**CHALLENGE**
Search the entries below. Return every line that has "Basket" in it.

**SUPPLIED DATA**
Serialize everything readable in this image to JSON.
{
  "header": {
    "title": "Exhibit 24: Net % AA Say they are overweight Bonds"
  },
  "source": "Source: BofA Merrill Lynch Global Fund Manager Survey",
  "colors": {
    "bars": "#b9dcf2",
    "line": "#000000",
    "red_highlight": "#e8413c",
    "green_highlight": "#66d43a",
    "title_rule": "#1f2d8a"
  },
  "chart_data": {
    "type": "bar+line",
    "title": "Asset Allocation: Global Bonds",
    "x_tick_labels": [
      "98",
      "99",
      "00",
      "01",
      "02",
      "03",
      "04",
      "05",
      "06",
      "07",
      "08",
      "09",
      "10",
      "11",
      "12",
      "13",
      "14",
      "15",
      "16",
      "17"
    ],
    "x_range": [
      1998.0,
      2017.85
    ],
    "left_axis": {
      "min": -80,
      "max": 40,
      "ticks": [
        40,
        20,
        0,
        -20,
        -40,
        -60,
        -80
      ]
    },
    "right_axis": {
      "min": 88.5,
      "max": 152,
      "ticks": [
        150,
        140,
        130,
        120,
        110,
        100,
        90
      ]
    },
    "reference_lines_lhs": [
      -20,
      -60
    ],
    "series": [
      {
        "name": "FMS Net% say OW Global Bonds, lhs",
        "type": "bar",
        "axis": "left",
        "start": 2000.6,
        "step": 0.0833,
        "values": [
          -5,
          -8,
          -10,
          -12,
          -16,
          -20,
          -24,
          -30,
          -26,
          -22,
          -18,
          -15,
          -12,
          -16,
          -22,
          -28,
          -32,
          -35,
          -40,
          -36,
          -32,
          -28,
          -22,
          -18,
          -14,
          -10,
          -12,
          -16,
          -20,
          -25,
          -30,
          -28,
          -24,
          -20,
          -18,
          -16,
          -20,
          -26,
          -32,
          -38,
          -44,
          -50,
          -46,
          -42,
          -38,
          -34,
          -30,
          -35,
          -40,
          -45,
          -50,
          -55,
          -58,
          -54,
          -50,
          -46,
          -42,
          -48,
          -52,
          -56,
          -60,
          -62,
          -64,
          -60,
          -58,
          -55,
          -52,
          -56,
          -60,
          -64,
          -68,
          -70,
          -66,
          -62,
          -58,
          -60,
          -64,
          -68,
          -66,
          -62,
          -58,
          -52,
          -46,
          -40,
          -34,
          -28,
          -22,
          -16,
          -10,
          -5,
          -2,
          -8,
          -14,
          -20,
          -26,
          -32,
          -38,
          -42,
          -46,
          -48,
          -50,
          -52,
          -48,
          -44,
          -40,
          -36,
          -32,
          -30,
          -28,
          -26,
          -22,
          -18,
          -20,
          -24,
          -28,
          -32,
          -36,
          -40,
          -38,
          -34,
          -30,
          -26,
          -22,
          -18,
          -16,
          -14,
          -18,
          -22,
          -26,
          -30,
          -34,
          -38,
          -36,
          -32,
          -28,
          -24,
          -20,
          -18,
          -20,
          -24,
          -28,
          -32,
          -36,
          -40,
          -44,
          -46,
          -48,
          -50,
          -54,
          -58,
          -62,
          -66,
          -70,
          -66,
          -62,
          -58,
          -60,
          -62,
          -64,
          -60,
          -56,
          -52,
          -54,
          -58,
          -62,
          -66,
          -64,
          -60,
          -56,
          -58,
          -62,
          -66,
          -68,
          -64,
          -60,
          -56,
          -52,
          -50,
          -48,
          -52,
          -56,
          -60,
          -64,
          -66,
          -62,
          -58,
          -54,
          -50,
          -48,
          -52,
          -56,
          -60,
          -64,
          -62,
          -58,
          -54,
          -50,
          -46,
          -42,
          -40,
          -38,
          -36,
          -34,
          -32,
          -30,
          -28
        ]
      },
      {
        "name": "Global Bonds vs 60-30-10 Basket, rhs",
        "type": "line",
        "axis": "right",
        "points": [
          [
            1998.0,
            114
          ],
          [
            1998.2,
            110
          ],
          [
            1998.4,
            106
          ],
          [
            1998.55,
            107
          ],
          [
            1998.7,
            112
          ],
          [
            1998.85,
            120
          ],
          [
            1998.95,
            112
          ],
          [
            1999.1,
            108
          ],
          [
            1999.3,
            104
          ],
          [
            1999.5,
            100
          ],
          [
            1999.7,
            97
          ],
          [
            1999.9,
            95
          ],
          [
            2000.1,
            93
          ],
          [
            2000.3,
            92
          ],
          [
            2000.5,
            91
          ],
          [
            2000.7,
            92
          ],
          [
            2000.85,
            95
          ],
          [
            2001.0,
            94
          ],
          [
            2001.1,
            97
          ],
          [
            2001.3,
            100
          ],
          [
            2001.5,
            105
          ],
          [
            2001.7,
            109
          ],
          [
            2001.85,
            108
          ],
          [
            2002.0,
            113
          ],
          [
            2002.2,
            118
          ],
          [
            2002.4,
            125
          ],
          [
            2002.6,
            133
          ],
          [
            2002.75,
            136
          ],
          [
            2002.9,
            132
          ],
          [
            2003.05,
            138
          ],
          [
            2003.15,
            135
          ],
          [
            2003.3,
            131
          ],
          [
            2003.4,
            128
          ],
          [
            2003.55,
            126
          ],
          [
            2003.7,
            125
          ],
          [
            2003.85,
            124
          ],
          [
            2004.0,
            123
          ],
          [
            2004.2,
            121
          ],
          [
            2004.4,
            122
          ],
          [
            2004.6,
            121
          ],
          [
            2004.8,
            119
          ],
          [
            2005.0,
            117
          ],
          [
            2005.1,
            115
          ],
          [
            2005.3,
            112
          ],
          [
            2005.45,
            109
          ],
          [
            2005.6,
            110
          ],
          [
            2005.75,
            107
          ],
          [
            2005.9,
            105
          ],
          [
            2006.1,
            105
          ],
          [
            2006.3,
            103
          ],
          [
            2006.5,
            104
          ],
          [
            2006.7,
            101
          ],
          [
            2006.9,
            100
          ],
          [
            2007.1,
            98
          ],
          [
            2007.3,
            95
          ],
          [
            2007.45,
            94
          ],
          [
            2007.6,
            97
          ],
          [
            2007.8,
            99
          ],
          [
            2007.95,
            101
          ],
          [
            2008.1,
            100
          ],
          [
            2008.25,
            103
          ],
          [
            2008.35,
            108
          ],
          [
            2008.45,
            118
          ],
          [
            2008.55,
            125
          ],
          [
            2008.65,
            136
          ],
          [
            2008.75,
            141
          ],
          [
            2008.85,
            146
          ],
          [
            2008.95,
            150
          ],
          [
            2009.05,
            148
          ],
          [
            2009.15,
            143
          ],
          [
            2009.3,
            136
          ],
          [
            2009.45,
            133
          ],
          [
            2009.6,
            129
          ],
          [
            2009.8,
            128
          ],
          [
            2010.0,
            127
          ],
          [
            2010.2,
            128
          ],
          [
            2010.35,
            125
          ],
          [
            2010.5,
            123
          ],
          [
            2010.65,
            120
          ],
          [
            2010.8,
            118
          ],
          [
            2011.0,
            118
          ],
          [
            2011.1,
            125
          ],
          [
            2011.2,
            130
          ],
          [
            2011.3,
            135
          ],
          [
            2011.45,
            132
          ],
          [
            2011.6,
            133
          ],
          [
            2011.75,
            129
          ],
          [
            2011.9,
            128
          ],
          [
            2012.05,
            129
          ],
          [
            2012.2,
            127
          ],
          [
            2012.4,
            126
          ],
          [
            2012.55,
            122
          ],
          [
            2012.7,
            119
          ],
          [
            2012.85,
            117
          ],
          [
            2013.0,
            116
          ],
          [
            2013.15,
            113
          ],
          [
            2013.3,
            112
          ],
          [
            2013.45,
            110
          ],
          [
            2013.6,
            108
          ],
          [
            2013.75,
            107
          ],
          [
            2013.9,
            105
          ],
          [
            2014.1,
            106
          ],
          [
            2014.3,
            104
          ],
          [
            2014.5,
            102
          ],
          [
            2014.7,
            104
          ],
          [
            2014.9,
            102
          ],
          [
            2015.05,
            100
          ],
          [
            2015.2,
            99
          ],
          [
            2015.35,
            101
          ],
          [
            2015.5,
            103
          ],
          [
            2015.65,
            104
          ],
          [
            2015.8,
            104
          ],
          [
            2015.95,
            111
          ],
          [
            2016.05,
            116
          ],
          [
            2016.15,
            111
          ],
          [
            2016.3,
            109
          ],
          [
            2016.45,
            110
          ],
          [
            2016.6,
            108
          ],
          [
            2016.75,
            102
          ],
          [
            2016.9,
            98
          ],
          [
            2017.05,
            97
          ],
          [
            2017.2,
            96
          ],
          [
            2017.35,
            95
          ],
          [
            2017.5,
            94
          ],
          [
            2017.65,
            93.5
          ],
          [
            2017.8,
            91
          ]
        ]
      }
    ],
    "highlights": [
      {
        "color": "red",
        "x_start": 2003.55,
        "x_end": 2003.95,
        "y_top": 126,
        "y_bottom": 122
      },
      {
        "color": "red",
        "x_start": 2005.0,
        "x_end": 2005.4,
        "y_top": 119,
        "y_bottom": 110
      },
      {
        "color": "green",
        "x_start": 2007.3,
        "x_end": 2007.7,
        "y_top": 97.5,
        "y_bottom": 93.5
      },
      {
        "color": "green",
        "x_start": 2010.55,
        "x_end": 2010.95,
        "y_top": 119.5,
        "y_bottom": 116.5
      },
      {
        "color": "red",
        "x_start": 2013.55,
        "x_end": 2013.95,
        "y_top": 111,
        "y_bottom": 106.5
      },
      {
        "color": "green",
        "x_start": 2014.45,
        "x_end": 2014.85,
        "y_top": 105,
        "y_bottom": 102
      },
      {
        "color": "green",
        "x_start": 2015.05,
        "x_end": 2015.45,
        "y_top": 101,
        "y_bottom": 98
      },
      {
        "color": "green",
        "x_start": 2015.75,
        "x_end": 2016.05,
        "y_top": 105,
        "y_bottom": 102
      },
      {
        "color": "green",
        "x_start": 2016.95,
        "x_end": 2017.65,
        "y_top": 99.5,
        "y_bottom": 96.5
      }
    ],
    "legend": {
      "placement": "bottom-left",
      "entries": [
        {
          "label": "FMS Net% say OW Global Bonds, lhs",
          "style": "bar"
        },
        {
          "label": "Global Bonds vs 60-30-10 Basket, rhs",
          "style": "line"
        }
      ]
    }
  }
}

**ANSWER TO THE TASK**
        "name": "Global Bonds vs 60-30-10 Basket, rhs",
          "label": "Global Bonds vs 60-30-10 Basket, rhs",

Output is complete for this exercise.